WHAT THE EXERCISE ASKS: Reproduce the listing that follows with no differences at all.

....

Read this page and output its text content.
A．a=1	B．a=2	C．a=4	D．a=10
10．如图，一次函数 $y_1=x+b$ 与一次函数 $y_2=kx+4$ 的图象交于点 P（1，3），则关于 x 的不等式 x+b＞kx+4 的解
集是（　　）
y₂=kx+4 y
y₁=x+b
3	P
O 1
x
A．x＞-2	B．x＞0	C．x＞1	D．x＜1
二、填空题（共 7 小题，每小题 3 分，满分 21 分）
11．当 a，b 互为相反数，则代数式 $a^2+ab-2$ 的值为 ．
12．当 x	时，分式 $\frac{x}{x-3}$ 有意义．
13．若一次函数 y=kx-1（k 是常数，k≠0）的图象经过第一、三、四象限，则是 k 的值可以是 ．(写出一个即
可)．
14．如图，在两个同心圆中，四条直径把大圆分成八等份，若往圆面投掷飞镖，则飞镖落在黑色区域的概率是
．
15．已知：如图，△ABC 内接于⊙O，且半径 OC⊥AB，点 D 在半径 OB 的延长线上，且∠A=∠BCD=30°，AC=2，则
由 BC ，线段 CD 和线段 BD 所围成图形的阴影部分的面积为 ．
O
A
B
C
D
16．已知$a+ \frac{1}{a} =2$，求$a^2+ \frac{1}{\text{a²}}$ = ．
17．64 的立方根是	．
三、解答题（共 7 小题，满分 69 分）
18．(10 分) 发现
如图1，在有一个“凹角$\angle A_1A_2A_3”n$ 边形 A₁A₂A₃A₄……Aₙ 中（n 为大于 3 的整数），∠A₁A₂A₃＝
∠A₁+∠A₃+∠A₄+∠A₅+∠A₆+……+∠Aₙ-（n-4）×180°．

....

RESULT OF THE TASK:
Read this page and output its text content.
A．a=1	B．a=2	C．a=4	D．a=10
10．如图，一次函数 $y_1=x+b$ 与一次函数 $y_2=kx+4$ 的图象交于点 P（1，3），则关于 x 的不等式 x+b＞kx+4 的解
集是（　　）
y₂=kx+4 y
y₁=x+b
3	P
O 1
x
A．x＞-2	B．x＞0	C．x＞1	D．x＜1
二、填空题（共 7 小题，每小题 3 分，满分 21 分）
11．当 a，b 互为相反数，则代数式 $a^2+ab-2$ 的值为 ．
12．当 x	时，分式 $\frac{x}{x-3}$ 有意义．
13．若一次函数 y=kx-1（k 是常数，k≠0）的图象经过第一、三、四象限，则是 k 的值可以是 ．(写出一个即
可)．
14．如图，在两个同心圆中，四条直径把大圆分成八等份，若往圆面投掷飞镖，则飞镖落在黑色区域的概率是
．
15．已知：如图，△ABC 内接于⊙O，且半径 OC⊥AB，点 D 在半径 OB 的延长线上，且∠A=∠BCD=30°，AC=2，则
由 BC ，线段 CD 和线段 BD 所围成图形的阴影部分的面积为 ．
O
A
B
C
D
16．已知$a+ \frac{1}{a} =2$，求$a^2+ \frac{1}{\text{a²}}$ = ．
17．64 的立方根是	．
三、解答题（共 7 小题，满分 69 分）
18．(10 分) 发现
如图1，在有一个“凹角$\angle A_1A_2A_3”n$ 边形 A₁A₂A₃A₄……Aₙ 中（n 为大于 3 的整数），∠A₁A₂A₃＝
∠A₁+∠A₃+∠A₄+∠A₅+∠A₆+……+∠Aₙ-（n-4）×180°．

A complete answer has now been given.